_Raw records_:
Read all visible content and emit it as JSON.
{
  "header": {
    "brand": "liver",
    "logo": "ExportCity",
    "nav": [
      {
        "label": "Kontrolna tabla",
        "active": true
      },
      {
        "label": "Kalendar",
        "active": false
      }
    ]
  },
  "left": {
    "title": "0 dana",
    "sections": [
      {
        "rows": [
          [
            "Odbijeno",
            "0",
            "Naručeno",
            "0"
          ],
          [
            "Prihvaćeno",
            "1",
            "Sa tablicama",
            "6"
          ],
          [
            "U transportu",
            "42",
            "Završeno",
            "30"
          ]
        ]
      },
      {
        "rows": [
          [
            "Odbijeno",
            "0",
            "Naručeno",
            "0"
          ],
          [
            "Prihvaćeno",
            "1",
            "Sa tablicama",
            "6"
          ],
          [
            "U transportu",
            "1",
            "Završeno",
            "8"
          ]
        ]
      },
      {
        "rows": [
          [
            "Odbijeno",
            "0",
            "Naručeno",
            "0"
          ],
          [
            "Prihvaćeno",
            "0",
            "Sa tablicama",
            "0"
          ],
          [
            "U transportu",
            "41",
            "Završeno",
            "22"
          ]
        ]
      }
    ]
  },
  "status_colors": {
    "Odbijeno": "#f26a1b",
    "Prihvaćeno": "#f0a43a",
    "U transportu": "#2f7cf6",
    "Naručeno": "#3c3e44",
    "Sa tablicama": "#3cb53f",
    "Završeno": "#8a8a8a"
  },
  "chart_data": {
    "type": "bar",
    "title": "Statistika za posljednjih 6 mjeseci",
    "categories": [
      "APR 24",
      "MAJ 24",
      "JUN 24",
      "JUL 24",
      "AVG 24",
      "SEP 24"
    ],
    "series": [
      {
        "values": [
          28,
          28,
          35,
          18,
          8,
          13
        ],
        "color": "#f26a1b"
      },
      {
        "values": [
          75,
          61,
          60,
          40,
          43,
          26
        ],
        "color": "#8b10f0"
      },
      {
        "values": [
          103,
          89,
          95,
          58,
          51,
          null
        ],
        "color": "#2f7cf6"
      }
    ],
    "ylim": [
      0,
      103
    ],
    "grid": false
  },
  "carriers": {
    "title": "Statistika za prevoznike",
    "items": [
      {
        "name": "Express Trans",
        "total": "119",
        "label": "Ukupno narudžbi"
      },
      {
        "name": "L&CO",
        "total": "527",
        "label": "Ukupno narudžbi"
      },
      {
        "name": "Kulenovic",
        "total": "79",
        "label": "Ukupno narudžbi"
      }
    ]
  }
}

_Goal_: Take the entries above and transcribe them exactly.

_Final answer_:
Read all visible content and emit it as JSON.
{
  "header": {
    "brand": "liver",
    "logo": "ExportCity",
    "nav": [
      {
        "label": "Kontrolna tabla",
        "active": true
      },
      {
        "label": "Kalendar",
        "active": false
      }
    ]
  },
  "left": {
    "title": "0 dana",
    "sections": [
      {
        "rows": [
          [
            "Odbijeno",
            "0",
            "Naručeno",
            "0"
          ],
          [
            "Prihvaćeno",
            "1",
            "Sa tablicama",
            "6"
          ],
          [
            "U transportu",
            "42",
            "Završeno",
            "30"
          ]
        ]
      },
      {
        "rows": [
          [
            "Odbijeno",
            "0",
            "Naručeno",
            "0"
          ],
          [
            "Prihvaćeno",
            "1",
            "Sa tablicama",
            "6"
          ],
          [
            "U transportu",
            "1",
            "Završeno",
            "8"
          ]
        ]
      },
      {
        "rows": [
          [
            "Odbijeno",
            "0",
            "Naručeno",
            "0"
          ],
          [
            "Prihvaćeno",
            "0",
            "Sa tablicama",
            "0"
          ],
          [
            "U transportu",
            "41",
            "Završeno",
            "22"
          ]
        ]
      }
    ]
  },
  "status_colors": {
    "Odbijeno": "#f26a1b",
    "Prihvaćeno": "#f0a43a",
    "U transportu": "#2f7cf6",
    "Naručeno": "#3c3e44",
    "Sa tablicama": "#3cb53f",
    "Završeno": "#8a8a8a"
  },
  "chart_data": {
    "type": "bar",
    "title": "Statistika za posljednjih 6 mjeseci",
    "categories": [
      "APR 24",
      "MAJ 24",
      "JUN 24",
      "JUL 24",
      "AVG 24",
      "SEP 24"
    ],
    "series": [
      {
        "values": [
          28,
          28,
          35,
          18,
          8,
          13
        ],
        "color": "#f26a1b"
      },
      {
        "values": [
          75,
          61,
          60,
          40,
          43,
          26
        ],
        "color": "#8b10f0"
      },
      {
        "values": [
          103,
          89,
          95,
          58,
          51,
          null
        ],
        "color": "#2f7cf6"
      }
    ],
    "ylim": [
      0,
      103
    ],
    "grid": false
  },
  "carriers": {
    "title": "Statistika za prevoznike",
    "items": [
      {
        "name": "Express Trans",
        "total": "119",
        "label": "Ukupno narudžbi"
      },
      {
        "name": "L&CO",
        "total": "527",
        "label": "Ukupno narudžbi"
      },
      {
        "name": "Kulenovic",
        "total": "79",
        "label": "Ukupno narudžbi"
      }
    ]
  }
}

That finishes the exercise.